WHAT THIS TASK INVOLVES: Copy each line that contains the word "пишите".

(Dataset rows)
[start]

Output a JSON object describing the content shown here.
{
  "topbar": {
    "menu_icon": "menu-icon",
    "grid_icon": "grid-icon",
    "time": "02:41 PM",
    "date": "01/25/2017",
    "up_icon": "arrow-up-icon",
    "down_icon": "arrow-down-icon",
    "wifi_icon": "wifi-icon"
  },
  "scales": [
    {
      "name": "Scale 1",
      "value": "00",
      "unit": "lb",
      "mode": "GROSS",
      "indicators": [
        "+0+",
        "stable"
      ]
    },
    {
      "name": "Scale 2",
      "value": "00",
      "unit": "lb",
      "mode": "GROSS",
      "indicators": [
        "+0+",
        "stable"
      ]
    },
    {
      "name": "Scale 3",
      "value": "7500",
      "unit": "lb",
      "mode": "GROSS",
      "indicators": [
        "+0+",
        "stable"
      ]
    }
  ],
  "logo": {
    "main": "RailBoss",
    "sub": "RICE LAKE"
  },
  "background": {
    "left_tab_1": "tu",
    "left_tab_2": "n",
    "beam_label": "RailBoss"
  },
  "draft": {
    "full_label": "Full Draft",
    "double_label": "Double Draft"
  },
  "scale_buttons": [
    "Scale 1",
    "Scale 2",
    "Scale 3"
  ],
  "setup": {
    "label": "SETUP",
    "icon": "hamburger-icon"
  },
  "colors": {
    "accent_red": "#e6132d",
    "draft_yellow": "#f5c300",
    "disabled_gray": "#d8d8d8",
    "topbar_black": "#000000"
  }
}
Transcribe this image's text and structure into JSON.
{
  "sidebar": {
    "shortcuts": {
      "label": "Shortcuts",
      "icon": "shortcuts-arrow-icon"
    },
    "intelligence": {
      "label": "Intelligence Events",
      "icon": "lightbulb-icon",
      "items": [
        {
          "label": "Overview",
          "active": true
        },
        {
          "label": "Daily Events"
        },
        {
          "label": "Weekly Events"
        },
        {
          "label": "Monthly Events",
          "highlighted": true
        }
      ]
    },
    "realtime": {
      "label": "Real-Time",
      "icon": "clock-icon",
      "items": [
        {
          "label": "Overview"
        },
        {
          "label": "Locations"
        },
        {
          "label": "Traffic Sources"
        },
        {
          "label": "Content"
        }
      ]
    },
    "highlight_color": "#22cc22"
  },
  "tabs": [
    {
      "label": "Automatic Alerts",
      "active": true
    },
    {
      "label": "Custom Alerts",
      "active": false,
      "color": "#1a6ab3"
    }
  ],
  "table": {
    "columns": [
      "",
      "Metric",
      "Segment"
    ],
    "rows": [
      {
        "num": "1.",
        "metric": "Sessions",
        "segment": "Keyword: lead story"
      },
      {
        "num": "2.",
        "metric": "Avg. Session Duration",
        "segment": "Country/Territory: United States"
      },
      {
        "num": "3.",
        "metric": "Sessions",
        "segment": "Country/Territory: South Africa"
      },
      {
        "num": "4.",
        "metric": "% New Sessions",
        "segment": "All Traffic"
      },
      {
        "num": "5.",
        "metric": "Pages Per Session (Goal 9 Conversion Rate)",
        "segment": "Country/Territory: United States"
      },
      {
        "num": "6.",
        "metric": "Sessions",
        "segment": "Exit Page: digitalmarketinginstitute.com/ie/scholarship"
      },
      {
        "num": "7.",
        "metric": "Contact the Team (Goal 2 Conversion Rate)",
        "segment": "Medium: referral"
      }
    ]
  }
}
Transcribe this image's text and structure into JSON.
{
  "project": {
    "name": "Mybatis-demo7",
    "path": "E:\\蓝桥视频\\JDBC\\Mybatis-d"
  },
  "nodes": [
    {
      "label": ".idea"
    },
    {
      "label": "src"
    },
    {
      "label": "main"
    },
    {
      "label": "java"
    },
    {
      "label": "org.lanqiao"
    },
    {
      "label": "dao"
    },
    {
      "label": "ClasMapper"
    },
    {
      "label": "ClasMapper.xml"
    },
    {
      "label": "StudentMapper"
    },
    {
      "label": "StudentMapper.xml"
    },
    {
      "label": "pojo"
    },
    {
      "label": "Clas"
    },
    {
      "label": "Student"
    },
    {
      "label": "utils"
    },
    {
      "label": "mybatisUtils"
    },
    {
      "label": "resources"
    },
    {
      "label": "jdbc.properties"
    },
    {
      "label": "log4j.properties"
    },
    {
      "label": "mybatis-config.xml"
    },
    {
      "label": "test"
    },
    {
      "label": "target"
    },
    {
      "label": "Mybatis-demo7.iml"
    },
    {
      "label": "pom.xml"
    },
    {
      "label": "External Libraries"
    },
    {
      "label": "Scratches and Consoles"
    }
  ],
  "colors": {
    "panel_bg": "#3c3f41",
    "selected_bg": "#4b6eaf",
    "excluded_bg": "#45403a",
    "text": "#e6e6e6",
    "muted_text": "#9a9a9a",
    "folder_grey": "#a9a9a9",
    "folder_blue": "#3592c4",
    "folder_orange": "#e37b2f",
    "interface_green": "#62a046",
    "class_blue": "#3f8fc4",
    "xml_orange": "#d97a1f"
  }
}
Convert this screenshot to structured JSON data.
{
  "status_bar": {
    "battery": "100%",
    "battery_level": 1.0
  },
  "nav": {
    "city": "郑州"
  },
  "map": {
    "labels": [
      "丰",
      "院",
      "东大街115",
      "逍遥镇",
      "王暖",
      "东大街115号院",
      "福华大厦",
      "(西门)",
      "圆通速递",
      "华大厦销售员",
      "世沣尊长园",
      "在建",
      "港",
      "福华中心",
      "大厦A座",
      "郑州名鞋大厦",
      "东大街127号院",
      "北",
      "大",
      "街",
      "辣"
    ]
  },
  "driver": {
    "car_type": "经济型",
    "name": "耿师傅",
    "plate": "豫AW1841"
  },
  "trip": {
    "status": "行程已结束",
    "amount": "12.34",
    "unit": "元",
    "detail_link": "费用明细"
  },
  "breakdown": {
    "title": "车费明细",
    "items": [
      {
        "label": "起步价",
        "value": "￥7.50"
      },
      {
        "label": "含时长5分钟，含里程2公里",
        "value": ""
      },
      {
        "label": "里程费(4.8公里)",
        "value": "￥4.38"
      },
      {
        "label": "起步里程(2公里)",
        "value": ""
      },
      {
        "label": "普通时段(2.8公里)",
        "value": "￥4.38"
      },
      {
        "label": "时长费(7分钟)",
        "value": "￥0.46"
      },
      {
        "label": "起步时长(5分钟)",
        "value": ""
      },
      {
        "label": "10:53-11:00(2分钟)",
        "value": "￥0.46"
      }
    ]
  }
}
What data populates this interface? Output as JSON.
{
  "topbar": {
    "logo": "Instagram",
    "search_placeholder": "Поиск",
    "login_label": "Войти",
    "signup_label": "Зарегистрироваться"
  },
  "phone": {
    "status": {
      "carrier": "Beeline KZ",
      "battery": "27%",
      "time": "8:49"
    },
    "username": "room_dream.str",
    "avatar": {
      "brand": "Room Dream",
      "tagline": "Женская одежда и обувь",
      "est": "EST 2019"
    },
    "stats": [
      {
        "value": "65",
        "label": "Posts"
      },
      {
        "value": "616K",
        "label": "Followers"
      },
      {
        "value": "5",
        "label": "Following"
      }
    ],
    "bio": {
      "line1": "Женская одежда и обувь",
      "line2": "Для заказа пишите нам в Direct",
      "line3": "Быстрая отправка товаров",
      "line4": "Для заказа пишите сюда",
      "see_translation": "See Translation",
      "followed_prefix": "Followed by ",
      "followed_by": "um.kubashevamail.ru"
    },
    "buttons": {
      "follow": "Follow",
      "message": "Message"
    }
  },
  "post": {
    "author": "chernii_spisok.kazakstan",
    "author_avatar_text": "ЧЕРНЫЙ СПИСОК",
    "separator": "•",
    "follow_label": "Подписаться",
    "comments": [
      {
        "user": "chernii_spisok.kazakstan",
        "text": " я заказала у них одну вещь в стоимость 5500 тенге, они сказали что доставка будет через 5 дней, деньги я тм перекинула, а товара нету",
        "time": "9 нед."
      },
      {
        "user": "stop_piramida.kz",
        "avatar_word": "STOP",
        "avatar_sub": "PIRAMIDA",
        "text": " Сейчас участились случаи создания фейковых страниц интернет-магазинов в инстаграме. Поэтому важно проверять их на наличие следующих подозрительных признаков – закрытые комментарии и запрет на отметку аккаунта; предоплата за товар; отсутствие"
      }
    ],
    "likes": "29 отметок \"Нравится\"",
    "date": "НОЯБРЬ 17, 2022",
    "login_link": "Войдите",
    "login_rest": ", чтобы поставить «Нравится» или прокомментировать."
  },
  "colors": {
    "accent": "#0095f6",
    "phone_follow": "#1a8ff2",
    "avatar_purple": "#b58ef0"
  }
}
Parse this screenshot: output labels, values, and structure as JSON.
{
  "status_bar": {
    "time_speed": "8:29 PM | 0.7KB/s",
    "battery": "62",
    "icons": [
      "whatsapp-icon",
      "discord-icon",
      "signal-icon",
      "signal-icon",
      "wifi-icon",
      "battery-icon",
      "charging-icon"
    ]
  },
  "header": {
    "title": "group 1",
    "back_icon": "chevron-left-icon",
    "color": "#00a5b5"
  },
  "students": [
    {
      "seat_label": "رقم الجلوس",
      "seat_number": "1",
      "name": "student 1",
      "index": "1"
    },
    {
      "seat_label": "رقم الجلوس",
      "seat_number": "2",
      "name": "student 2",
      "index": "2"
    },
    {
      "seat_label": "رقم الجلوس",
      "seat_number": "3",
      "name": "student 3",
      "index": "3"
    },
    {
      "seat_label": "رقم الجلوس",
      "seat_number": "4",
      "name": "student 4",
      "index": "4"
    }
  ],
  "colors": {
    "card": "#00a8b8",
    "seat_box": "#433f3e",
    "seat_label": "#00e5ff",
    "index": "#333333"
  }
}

[end]

COMPLETE RESPONSE:
      "line2": "Для заказа пишите нам в Direct",
      "line4": "Для заказа пишите сюда",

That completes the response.